[START OF Supplied data]
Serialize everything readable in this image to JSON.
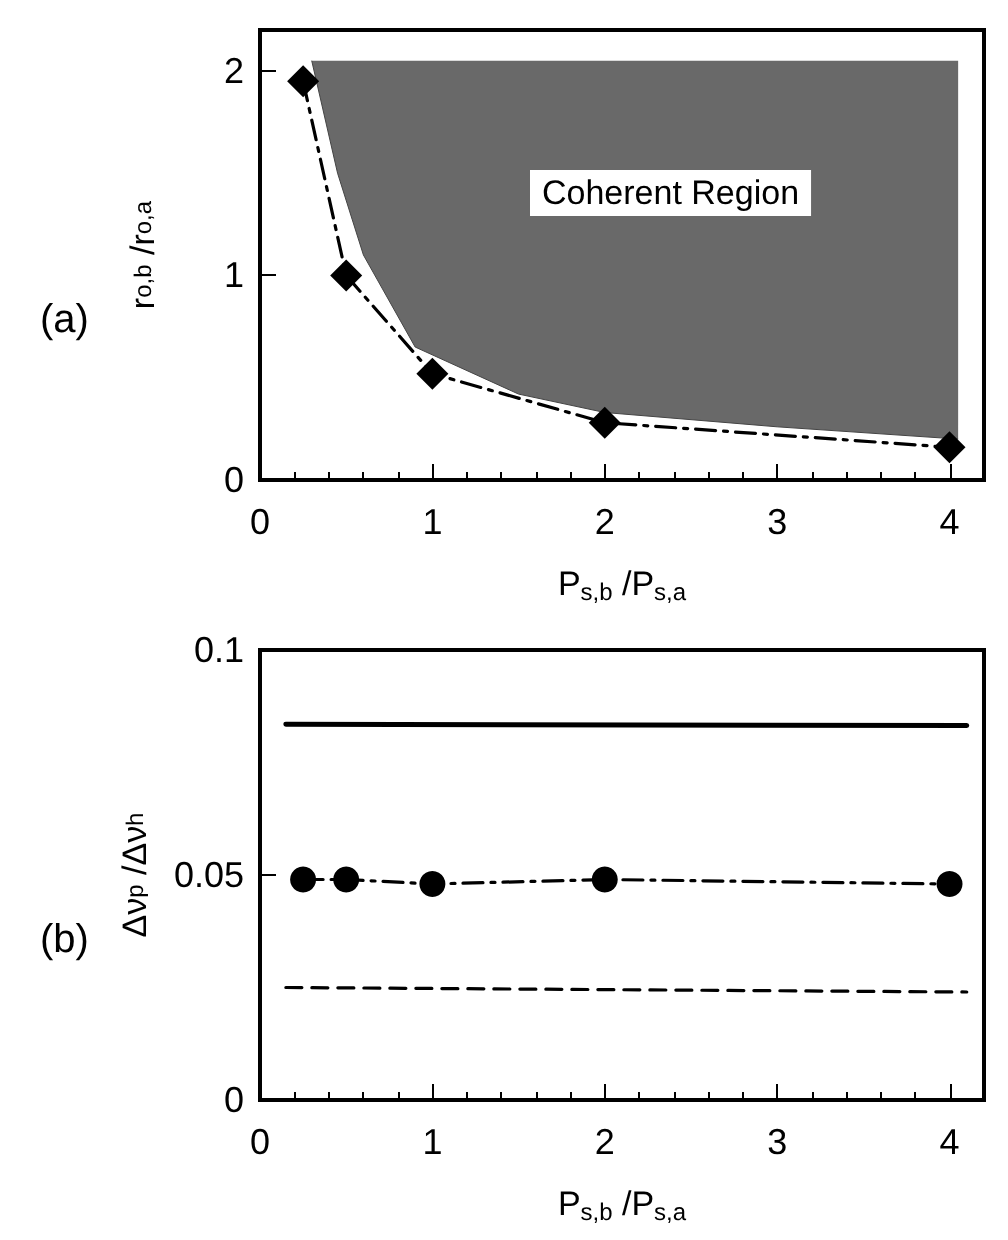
{
  "chart_data": [
    {
      "type": "line",
      "title": "(a)",
      "xlabel": "P$_{s,b}$ /P$_{s,a}$",
      "ylabel": "r$_{o,b}$ /r$_{o,a}$",
      "xlim": [
        0,
        4.2
      ],
      "xticks": [
        0,
        1,
        2,
        3,
        4
      ],
      "ylim": [
        0,
        2.2
      ],
      "yticks": [
        0,
        1,
        2
      ],
      "grid": false,
      "series": [
        {
          "color": "#444444",
          "marker": "none",
          "line_style": "solid",
          "x": [
            0.3,
            0.45,
            0.6,
            0.9,
            1.5,
            2,
            3,
            4.05
          ],
          "values": [
            2.05,
            1.5,
            1.1,
            0.65,
            0.42,
            0.33,
            0.26,
            0.2
          ],
          "lower": [
            2.05,
            1.5,
            1.1,
            0.65,
            0.42,
            0.33,
            0.26,
            0.2
          ],
          "upper": [
            2.05,
            2.05,
            2.05,
            2.05,
            2.05,
            2.05,
            2.05,
            2.05
          ]
        },
        {
          "color": "#000000",
          "marker": "diamond",
          "line_style": "dashdot",
          "x": [
            0.25,
            0.5,
            1,
            2,
            4
          ],
          "values": [
            1.95,
            1.0,
            0.52,
            0.28,
            0.16
          ]
        }
      ],
      "annotations": [
        "Coherent Region"
      ]
    },
    {
      "type": "line",
      "title": "(b)",
      "xlabel": "P$_{s,b}$ /P$_{s,a}$",
      "ylabel": "Δν$_{p}$ /Δν$_{h}$",
      "xlim": [
        0,
        4.2
      ],
      "xticks": [
        0,
        1,
        2,
        3,
        4
      ],
      "ylim": [
        0,
        0.1
      ],
      "yticks": [
        0,
        0.05,
        0.1
      ],
      "grid": false,
      "series": [
        {
          "color": "#000000",
          "marker": "none",
          "line_style": "solid",
          "x": [
            0.15,
            4.1
          ],
          "values": [
            0.0835,
            0.0832
          ]
        },
        {
          "color": "#000000",
          "marker": "circle",
          "line_style": "dashdot",
          "x": [
            0.25,
            0.5,
            1,
            2,
            4
          ],
          "values": [
            0.049,
            0.049,
            0.048,
            0.049,
            0.048
          ]
        },
        {
          "color": "#000000",
          "marker": "none",
          "line_style": "dashed",
          "x": [
            0.15,
            4.1
          ],
          "values": [
            0.025,
            0.024
          ]
        }
      ]
    }
  ]
}
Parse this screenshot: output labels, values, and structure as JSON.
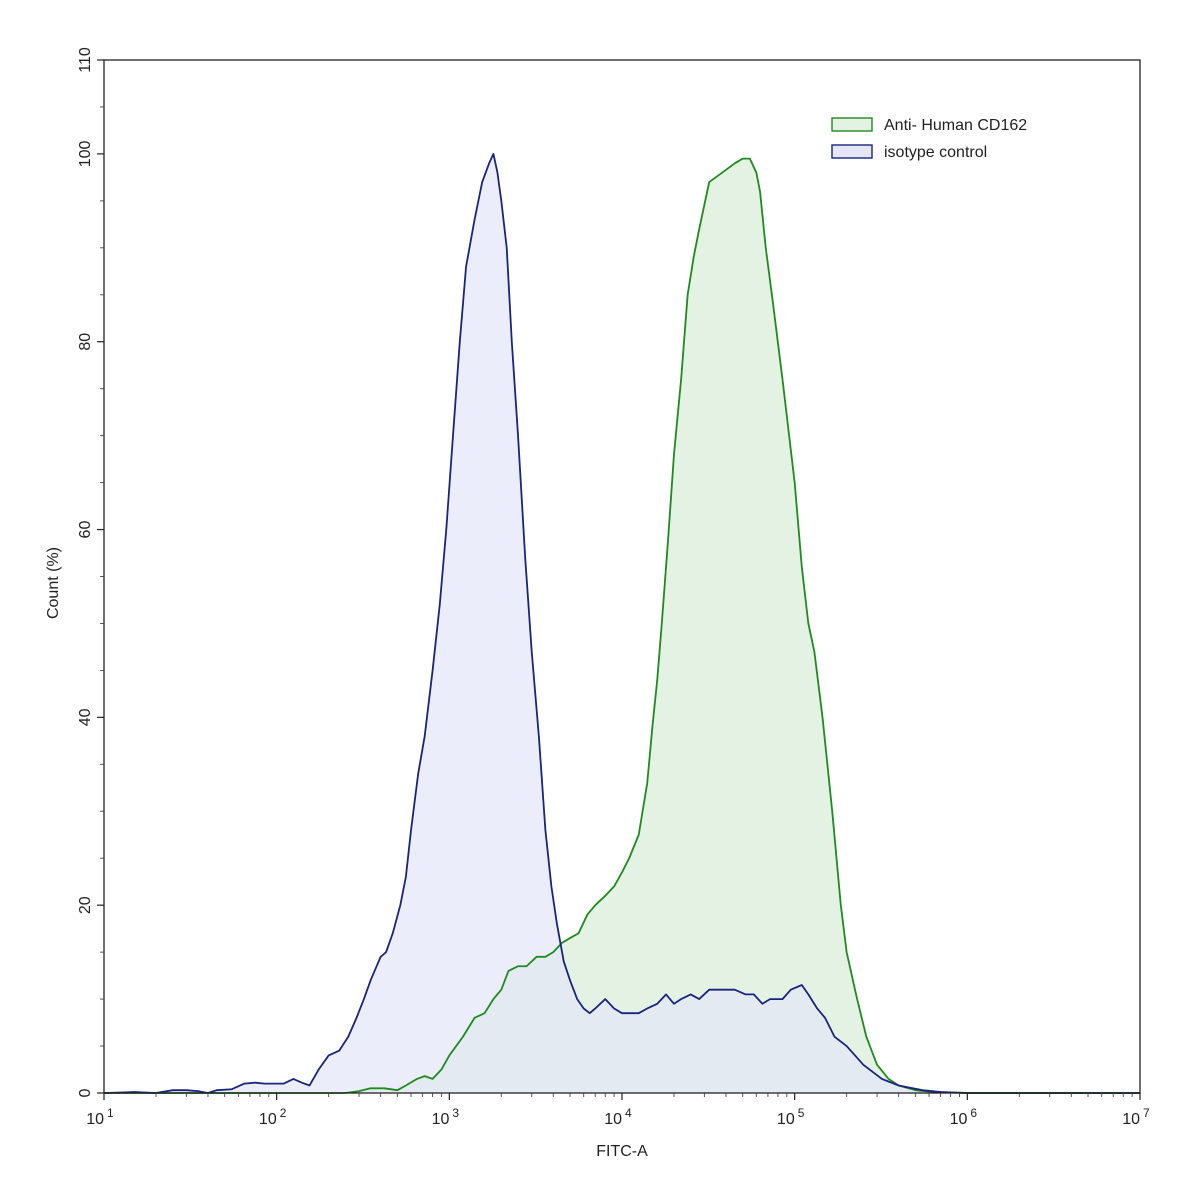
{
  "chart_data": {
    "type": "area",
    "title": "",
    "xlabel": "FITC-A",
    "ylabel": "Count  (%)",
    "x_scale": "log",
    "xlim": [
      10,
      10000000
    ],
    "ylim": [
      0,
      110
    ],
    "x_ticks": [
      {
        "value": 10,
        "base": "10",
        "exp": "1"
      },
      {
        "value": 100,
        "base": "10",
        "exp": "2"
      },
      {
        "value": 1000,
        "base": "10",
        "exp": "3"
      },
      {
        "value": 10000,
        "base": "10",
        "exp": "4"
      },
      {
        "value": 100000,
        "base": "10",
        "exp": "5"
      },
      {
        "value": 1000000,
        "base": "10",
        "exp": "6"
      },
      {
        "value": 10000000,
        "base": "10",
        "exp": "7"
      }
    ],
    "y_ticks": [
      "0",
      "20",
      "40",
      "60",
      "80",
      "100",
      "110"
    ],
    "grid": false,
    "legend_position": "top-right",
    "series": [
      {
        "name": "Anti- Human CD162",
        "stroke": "#1f8a1f",
        "fill": "#e3f2e3",
        "points": [
          [
            10,
            0
          ],
          [
            100,
            0
          ],
          [
            200,
            0
          ],
          [
            250,
            0
          ],
          [
            300,
            0.2
          ],
          [
            350,
            0.5
          ],
          [
            420,
            0.5
          ],
          [
            500,
            0.3
          ],
          [
            560,
            0.8
          ],
          [
            650,
            1.5
          ],
          [
            720,
            1.8
          ],
          [
            800,
            1.5
          ],
          [
            900,
            2.5
          ],
          [
            1000,
            4
          ],
          [
            1200,
            6
          ],
          [
            1400,
            8
          ],
          [
            1600,
            8.5
          ],
          [
            1800,
            10
          ],
          [
            2000,
            11
          ],
          [
            2200,
            13
          ],
          [
            2500,
            13.5
          ],
          [
            2800,
            13.5
          ],
          [
            3200,
            14.5
          ],
          [
            3600,
            14.5
          ],
          [
            4000,
            15
          ],
          [
            4500,
            16
          ],
          [
            5000,
            16.5
          ],
          [
            5600,
            17
          ],
          [
            6300,
            19
          ],
          [
            7000,
            20
          ],
          [
            8000,
            21
          ],
          [
            9000,
            22
          ],
          [
            10000,
            23.5
          ],
          [
            11000,
            25
          ],
          [
            12500,
            27.5
          ],
          [
            14000,
            33
          ],
          [
            15000,
            39
          ],
          [
            16000,
            44
          ],
          [
            17000,
            50
          ],
          [
            18500,
            59
          ],
          [
            20000,
            68
          ],
          [
            22000,
            76
          ],
          [
            24000,
            85
          ],
          [
            26000,
            89
          ],
          [
            28000,
            92
          ],
          [
            32000,
            97
          ],
          [
            38000,
            98
          ],
          [
            45000,
            99
          ],
          [
            50000,
            99.5
          ],
          [
            55000,
            99.5
          ],
          [
            60000,
            98
          ],
          [
            63000,
            96
          ],
          [
            68000,
            90
          ],
          [
            75000,
            84
          ],
          [
            85000,
            76
          ],
          [
            100000,
            65
          ],
          [
            110000,
            56
          ],
          [
            120000,
            50
          ],
          [
            130000,
            47
          ],
          [
            145000,
            40
          ],
          [
            165000,
            30
          ],
          [
            185000,
            20
          ],
          [
            200000,
            15
          ],
          [
            230000,
            10
          ],
          [
            260000,
            6
          ],
          [
            300000,
            3
          ],
          [
            350000,
            1.5
          ],
          [
            400000,
            0.8
          ],
          [
            500000,
            0.3
          ],
          [
            650000,
            0.1
          ],
          [
            1000000,
            0
          ],
          [
            10000000,
            0
          ]
        ]
      },
      {
        "name": "isotype control",
        "stroke": "#1a237e",
        "fill": "#e4e6f8",
        "points": [
          [
            10,
            0
          ],
          [
            15,
            0.1
          ],
          [
            20,
            0
          ],
          [
            25,
            0.3
          ],
          [
            30,
            0.3
          ],
          [
            35,
            0.2
          ],
          [
            40,
            0
          ],
          [
            45,
            0.3
          ],
          [
            55,
            0.4
          ],
          [
            65,
            1
          ],
          [
            75,
            1.1
          ],
          [
            85,
            1
          ],
          [
            95,
            1
          ],
          [
            110,
            1
          ],
          [
            125,
            1.5
          ],
          [
            140,
            1.1
          ],
          [
            155,
            0.8
          ],
          [
            175,
            2.5
          ],
          [
            200,
            4
          ],
          [
            230,
            4.5
          ],
          [
            260,
            6
          ],
          [
            290,
            8
          ],
          [
            320,
            10
          ],
          [
            350,
            12
          ],
          [
            400,
            14.5
          ],
          [
            430,
            15
          ],
          [
            470,
            17
          ],
          [
            520,
            20
          ],
          [
            560,
            23
          ],
          [
            600,
            28
          ],
          [
            660,
            34
          ],
          [
            720,
            38
          ],
          [
            800,
            45
          ],
          [
            880,
            52
          ],
          [
            960,
            60
          ],
          [
            1050,
            70
          ],
          [
            1150,
            80
          ],
          [
            1250,
            88
          ],
          [
            1400,
            93
          ],
          [
            1550,
            97
          ],
          [
            1700,
            99
          ],
          [
            1800,
            100
          ],
          [
            1900,
            98
          ],
          [
            2000,
            95
          ],
          [
            2150,
            90
          ],
          [
            2300,
            80
          ],
          [
            2500,
            70
          ],
          [
            2750,
            57
          ],
          [
            3000,
            47
          ],
          [
            3300,
            38
          ],
          [
            3600,
            28
          ],
          [
            3900,
            22
          ],
          [
            4200,
            18
          ],
          [
            4600,
            14
          ],
          [
            5000,
            12
          ],
          [
            5500,
            10
          ],
          [
            6000,
            9
          ],
          [
            6500,
            8.5
          ],
          [
            7000,
            9
          ],
          [
            8000,
            10
          ],
          [
            9000,
            9
          ],
          [
            10000,
            8.5
          ],
          [
            11000,
            8.5
          ],
          [
            12500,
            8.5
          ],
          [
            14000,
            9
          ],
          [
            16000,
            9.5
          ],
          [
            18000,
            10.5
          ],
          [
            20000,
            9.5
          ],
          [
            22000,
            10
          ],
          [
            25000,
            10.5
          ],
          [
            28000,
            10
          ],
          [
            32000,
            11
          ],
          [
            38000,
            11
          ],
          [
            45000,
            11
          ],
          [
            52000,
            10.5
          ],
          [
            58000,
            10.5
          ],
          [
            65000,
            9.5
          ],
          [
            72000,
            10
          ],
          [
            85000,
            10
          ],
          [
            95000,
            11
          ],
          [
            110000,
            11.5
          ],
          [
            120000,
            10.5
          ],
          [
            135000,
            9
          ],
          [
            150000,
            8
          ],
          [
            170000,
            6
          ],
          [
            200000,
            5
          ],
          [
            250000,
            3
          ],
          [
            320000,
            1.5
          ],
          [
            400000,
            0.8
          ],
          [
            550000,
            0.3
          ],
          [
            700000,
            0.1
          ],
          [
            1000000,
            0
          ],
          [
            10000000,
            0
          ]
        ]
      }
    ]
  }
}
[END OF Supplied data]
#### Set task:
Where a line holds the string "name", copy that line.

#### Solution:
        "name": "Anti- Human CD162",
        "name": "isotype control",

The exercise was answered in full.